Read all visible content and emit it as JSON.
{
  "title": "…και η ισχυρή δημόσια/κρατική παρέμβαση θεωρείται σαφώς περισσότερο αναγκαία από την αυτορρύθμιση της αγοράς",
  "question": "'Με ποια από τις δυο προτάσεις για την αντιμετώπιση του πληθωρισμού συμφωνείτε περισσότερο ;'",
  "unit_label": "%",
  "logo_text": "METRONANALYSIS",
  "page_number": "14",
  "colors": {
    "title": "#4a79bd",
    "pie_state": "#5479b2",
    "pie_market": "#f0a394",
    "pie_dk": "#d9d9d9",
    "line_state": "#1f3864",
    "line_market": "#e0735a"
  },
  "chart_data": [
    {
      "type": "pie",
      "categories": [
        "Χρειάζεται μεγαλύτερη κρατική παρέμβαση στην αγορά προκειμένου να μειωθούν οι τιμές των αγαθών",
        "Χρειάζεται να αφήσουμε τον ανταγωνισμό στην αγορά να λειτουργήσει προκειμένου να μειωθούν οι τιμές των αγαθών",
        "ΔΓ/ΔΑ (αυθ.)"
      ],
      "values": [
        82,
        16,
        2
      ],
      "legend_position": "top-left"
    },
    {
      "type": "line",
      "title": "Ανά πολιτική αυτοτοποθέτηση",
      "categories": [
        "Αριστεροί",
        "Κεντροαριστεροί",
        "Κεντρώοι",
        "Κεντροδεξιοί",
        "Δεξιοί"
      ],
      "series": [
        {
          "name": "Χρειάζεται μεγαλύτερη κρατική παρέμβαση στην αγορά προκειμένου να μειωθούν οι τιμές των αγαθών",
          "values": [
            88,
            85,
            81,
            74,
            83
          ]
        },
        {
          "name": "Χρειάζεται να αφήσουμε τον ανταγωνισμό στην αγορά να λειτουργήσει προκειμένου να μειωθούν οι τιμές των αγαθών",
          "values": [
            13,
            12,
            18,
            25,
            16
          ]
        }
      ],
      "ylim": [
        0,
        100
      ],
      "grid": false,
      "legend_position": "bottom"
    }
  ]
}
^^^^^^^^^^^^^^^^
* _WORK TO BE COMPLETED_
Pick out all lines containing the string "μεγαλύτερη".

* _EXERCISE OUTPUT_
        "Χρειάζεται μεγαλύτερη κρατική παρέμβαση στην αγορά προκειμένου να μειωθούν οι τιμές των αγαθών",
          "name": "Χρειάζεται μεγαλύτερη κρατική παρέμβαση στην αγορά προκειμένου να μειωθούν οι τιμές των αγαθών",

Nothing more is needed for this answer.